# WHAT YOU ARE ASKED TO DO
Everything from the line that contains "Give me the" through the last line of the listing must be copied exactly, with both of those lines included and no others.

# MATERIAL
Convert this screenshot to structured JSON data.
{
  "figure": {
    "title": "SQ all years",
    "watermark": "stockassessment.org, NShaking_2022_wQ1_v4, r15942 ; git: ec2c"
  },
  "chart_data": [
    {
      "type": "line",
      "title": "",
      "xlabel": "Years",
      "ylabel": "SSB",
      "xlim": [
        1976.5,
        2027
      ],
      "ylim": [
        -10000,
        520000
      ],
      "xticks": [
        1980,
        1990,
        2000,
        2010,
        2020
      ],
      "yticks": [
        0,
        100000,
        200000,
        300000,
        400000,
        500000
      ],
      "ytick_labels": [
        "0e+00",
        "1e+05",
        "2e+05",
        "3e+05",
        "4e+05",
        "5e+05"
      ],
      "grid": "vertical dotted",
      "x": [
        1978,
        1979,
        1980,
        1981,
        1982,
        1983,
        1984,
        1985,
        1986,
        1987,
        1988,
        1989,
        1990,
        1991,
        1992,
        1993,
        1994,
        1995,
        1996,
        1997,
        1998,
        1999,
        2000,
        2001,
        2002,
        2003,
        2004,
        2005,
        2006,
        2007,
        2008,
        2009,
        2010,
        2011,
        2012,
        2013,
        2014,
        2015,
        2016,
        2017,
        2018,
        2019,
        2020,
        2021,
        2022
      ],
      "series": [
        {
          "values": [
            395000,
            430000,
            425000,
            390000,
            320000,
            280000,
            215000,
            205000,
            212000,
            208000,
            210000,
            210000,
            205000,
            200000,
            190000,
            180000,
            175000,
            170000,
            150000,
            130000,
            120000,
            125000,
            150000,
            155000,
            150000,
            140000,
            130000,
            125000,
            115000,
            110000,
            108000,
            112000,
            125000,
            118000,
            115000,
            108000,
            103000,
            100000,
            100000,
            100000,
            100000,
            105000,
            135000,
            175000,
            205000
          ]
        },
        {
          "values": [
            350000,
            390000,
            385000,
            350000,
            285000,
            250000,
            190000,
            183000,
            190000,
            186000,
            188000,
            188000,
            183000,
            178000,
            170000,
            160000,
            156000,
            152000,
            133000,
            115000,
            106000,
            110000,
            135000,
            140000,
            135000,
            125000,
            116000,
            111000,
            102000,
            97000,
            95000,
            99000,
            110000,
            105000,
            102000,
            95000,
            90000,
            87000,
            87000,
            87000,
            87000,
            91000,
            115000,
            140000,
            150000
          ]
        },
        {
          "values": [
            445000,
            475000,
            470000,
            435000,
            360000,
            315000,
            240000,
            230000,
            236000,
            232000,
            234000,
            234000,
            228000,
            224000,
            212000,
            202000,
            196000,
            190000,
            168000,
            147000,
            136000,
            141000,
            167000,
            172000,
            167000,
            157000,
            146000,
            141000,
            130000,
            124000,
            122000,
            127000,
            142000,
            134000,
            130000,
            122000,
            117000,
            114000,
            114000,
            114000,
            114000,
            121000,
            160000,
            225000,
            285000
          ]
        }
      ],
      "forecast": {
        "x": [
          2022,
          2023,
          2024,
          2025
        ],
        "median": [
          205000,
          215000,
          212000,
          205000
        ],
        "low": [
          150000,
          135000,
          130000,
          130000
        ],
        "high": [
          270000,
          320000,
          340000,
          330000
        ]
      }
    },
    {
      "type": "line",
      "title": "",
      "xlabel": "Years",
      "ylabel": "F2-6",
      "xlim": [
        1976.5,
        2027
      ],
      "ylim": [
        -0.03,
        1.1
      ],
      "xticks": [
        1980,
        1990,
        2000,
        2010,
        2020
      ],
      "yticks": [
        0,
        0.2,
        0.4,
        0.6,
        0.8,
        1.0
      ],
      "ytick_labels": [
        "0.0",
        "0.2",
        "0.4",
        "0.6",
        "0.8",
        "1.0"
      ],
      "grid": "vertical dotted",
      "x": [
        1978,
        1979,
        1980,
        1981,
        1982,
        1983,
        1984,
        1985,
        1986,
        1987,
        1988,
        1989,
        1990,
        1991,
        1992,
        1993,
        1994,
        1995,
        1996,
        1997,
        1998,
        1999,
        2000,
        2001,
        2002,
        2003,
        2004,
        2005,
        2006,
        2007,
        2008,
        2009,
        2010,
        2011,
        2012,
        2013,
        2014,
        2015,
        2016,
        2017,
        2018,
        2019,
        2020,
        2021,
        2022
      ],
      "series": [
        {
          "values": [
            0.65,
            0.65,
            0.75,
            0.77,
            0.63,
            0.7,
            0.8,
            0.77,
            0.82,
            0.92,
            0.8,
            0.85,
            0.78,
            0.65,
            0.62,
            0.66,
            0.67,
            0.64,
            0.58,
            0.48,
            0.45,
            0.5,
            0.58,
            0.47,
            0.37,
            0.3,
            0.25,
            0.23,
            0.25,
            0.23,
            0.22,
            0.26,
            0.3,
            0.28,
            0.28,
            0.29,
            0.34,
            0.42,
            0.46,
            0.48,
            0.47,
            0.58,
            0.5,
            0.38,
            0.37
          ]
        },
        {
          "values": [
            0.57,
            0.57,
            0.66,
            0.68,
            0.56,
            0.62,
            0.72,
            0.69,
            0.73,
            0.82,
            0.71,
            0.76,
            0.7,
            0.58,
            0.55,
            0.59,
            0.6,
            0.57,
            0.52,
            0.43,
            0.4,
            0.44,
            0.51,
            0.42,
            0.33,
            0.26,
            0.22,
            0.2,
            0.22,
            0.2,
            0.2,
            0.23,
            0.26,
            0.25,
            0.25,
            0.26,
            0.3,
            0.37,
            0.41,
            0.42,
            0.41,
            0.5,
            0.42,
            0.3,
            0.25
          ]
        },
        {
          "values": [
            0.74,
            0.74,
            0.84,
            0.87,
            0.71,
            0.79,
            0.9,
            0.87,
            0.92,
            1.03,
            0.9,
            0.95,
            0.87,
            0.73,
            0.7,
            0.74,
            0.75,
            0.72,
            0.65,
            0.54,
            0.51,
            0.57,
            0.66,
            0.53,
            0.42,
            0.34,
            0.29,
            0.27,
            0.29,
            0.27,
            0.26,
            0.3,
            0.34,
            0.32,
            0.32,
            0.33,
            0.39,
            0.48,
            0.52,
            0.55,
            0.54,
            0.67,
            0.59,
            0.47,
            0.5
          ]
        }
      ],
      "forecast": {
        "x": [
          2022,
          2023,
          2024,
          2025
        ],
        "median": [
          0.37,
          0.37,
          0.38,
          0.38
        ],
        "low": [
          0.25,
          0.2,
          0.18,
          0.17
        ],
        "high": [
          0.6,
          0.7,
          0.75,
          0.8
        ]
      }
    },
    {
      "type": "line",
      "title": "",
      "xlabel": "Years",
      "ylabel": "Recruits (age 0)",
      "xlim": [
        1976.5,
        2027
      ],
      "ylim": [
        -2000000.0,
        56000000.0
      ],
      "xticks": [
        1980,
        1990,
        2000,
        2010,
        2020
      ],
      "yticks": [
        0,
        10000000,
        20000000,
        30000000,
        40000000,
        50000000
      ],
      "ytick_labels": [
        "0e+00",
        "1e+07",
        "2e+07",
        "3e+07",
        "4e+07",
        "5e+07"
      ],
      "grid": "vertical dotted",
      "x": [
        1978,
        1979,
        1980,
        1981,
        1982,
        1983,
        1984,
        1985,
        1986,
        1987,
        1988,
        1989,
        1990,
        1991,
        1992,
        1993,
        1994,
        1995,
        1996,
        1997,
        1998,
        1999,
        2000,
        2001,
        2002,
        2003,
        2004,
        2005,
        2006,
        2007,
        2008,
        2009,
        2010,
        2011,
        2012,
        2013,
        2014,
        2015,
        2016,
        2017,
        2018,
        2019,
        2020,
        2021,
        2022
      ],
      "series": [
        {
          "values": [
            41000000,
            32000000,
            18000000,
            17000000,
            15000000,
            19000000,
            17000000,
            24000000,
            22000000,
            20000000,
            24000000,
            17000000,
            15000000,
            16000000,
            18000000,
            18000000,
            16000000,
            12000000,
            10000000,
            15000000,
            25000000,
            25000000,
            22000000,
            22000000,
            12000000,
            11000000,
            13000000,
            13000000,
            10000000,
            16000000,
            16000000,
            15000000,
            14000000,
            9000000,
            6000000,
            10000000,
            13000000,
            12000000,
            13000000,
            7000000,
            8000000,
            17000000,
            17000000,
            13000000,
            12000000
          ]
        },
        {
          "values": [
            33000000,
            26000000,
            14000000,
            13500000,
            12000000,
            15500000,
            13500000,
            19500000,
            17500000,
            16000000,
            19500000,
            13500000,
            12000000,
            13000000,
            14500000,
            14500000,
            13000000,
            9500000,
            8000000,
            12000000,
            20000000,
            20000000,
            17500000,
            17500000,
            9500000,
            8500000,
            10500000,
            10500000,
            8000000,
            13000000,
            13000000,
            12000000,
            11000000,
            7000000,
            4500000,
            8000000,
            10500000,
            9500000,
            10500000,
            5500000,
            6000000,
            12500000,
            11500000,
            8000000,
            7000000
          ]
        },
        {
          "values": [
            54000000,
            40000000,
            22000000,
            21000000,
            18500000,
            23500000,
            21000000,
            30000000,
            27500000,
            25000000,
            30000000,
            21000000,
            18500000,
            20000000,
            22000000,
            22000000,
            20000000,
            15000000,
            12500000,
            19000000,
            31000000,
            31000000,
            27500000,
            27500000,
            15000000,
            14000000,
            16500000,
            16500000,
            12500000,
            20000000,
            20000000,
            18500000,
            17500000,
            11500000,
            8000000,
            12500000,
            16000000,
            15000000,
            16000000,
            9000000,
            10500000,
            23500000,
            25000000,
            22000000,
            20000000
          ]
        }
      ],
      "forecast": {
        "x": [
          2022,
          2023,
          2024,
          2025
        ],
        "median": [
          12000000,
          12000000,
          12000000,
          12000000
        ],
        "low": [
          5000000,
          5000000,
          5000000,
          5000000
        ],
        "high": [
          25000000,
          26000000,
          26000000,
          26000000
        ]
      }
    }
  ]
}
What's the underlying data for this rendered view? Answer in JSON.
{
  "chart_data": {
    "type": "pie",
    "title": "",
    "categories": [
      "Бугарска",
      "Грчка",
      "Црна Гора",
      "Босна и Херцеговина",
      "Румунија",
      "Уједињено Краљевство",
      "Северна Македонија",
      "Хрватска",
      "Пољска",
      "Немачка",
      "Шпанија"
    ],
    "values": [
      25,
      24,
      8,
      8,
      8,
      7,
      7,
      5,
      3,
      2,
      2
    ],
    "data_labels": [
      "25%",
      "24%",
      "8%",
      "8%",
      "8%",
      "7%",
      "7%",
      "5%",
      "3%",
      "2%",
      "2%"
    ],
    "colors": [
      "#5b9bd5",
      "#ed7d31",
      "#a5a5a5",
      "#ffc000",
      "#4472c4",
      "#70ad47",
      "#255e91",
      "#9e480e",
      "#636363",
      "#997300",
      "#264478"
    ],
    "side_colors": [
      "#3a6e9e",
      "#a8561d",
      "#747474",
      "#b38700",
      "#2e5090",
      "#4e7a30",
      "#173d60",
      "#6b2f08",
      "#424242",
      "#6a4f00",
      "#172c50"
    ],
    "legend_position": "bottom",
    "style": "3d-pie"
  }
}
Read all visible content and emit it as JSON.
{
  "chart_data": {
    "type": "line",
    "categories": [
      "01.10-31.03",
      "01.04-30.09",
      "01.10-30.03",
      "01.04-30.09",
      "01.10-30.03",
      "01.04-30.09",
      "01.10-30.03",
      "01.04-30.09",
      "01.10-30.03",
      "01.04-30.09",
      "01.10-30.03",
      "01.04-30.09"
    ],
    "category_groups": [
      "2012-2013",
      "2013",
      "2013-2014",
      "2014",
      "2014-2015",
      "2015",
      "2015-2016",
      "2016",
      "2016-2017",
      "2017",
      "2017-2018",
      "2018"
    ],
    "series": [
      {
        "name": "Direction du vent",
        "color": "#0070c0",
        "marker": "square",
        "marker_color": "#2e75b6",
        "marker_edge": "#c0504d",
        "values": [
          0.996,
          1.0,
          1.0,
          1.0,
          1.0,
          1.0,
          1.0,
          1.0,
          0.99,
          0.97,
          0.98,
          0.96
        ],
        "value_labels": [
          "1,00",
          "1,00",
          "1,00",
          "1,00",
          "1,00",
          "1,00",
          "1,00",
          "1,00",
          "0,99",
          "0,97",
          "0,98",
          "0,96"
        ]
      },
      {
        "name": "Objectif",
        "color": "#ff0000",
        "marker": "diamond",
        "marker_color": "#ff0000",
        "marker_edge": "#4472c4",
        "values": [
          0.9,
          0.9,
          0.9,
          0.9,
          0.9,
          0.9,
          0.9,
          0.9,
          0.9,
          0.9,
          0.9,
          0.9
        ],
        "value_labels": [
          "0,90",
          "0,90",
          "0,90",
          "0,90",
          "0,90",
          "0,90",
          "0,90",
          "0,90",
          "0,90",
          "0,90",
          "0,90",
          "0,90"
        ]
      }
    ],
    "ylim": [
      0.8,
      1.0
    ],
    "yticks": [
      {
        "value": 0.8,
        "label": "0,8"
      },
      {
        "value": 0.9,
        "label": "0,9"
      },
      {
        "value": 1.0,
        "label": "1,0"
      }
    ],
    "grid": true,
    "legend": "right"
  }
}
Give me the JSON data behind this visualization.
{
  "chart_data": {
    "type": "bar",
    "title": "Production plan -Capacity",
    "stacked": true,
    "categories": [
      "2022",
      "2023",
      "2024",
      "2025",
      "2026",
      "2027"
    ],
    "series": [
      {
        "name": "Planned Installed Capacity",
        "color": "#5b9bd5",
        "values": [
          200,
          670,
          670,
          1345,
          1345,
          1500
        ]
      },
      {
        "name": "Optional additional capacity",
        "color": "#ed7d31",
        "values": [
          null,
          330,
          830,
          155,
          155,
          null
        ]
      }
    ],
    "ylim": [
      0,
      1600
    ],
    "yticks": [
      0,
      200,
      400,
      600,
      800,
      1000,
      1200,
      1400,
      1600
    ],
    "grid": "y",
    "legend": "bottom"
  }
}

# ANSWER
Give me the JSON data behind this visualization.
{
  "chart_data": {
    "type": "bar",
    "title": "Production plan -Capacity",
    "stacked": true,
    "categories": [
      "2022",
      "2023",
      "2024",
      "2025",
      "2026",
      "2027"
    ],
    "series": [
      {
        "name": "Planned Installed Capacity",
        "color": "#5b9bd5",
        "values": [
          200,
          670,
          670,
          1345,
          1345,
          1500
        ]
      },
      {
        "name": "Optional additional capacity",
        "color": "#ed7d31",
        "values": [
          null,
          330,
          830,
          155,
          155,
          null
        ]
      }
    ],
    "ylim": [
      0,
      1600
    ],
    "yticks": [
      0,
      200,
      400,
      600,
      800,
      1000,
      1200,
      1400,
      1600
    ],
    "grid": "y",
    "legend": "bottom"
  }
}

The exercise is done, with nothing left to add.